MATERIAL FOR THIS EXERCISE =
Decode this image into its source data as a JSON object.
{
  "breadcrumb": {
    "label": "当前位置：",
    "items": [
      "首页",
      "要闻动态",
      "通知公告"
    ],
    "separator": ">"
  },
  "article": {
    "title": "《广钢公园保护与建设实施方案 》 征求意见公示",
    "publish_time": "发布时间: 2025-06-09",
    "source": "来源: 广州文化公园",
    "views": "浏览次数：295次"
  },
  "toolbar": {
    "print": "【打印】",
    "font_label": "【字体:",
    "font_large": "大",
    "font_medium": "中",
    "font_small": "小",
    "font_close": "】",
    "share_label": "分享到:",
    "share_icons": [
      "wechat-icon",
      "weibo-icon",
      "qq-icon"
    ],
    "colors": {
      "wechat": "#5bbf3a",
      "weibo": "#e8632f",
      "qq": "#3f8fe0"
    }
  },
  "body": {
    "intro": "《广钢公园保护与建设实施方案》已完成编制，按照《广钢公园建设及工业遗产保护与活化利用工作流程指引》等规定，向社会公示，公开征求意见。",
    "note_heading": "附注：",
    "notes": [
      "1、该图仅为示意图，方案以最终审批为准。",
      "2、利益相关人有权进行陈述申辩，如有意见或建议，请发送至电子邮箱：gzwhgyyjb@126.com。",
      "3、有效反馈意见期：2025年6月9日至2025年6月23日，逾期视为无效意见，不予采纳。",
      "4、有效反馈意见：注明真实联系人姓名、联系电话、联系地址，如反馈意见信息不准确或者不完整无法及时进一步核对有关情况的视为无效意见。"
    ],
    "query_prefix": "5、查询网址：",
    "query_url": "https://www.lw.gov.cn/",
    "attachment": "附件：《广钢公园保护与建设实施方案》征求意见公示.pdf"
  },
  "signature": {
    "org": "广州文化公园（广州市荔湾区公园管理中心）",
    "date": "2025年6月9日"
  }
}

OBJECTIVE = Copy down the whole of the data above, matching it exactly.

EXPECTED ANSWER =
Decode this image into its source data as a JSON object.
{
  "breadcrumb": {
    "label": "当前位置：",
    "items": [
      "首页",
      "要闻动态",
      "通知公告"
    ],
    "separator": ">"
  },
  "article": {
    "title": "《广钢公园保护与建设实施方案 》 征求意见公示",
    "publish_time": "发布时间: 2025-06-09",
    "source": "来源: 广州文化公园",
    "views": "浏览次数：295次"
  },
  "toolbar": {
    "print": "【打印】",
    "font_label": "【字体:",
    "font_large": "大",
    "font_medium": "中",
    "font_small": "小",
    "font_close": "】",
    "share_label": "分享到:",
    "share_icons": [
      "wechat-icon",
      "weibo-icon",
      "qq-icon"
    ],
    "colors": {
      "wechat": "#5bbf3a",
      "weibo": "#e8632f",
      "qq": "#3f8fe0"
    }
  },
  "body": {
    "intro": "《广钢公园保护与建设实施方案》已完成编制，按照《广钢公园建设及工业遗产保护与活化利用工作流程指引》等规定，向社会公示，公开征求意见。",
    "note_heading": "附注：",
    "notes": [
      "1、该图仅为示意图，方案以最终审批为准。",
      "2、利益相关人有权进行陈述申辩，如有意见或建议，请发送至电子邮箱：gzwhgyyjb@126.com。",
      "3、有效反馈意见期：2025年6月9日至2025年6月23日，逾期视为无效意见，不予采纳。",
      "4、有效反馈意见：注明真实联系人姓名、联系电话、联系地址，如反馈意见信息不准确或者不完整无法及时进一步核对有关情况的视为无效意见。"
    ],
    "query_prefix": "5、查询网址：",
    "query_url": "https://www.lw.gov.cn/",
    "attachment": "附件：《广钢公园保护与建设实施方案》征求意见公示.pdf"
  },
  "signature": {
    "org": "广州文化公园（广州市荔湾区公园管理中心）",
    "date": "2025年6月9日"
  }
}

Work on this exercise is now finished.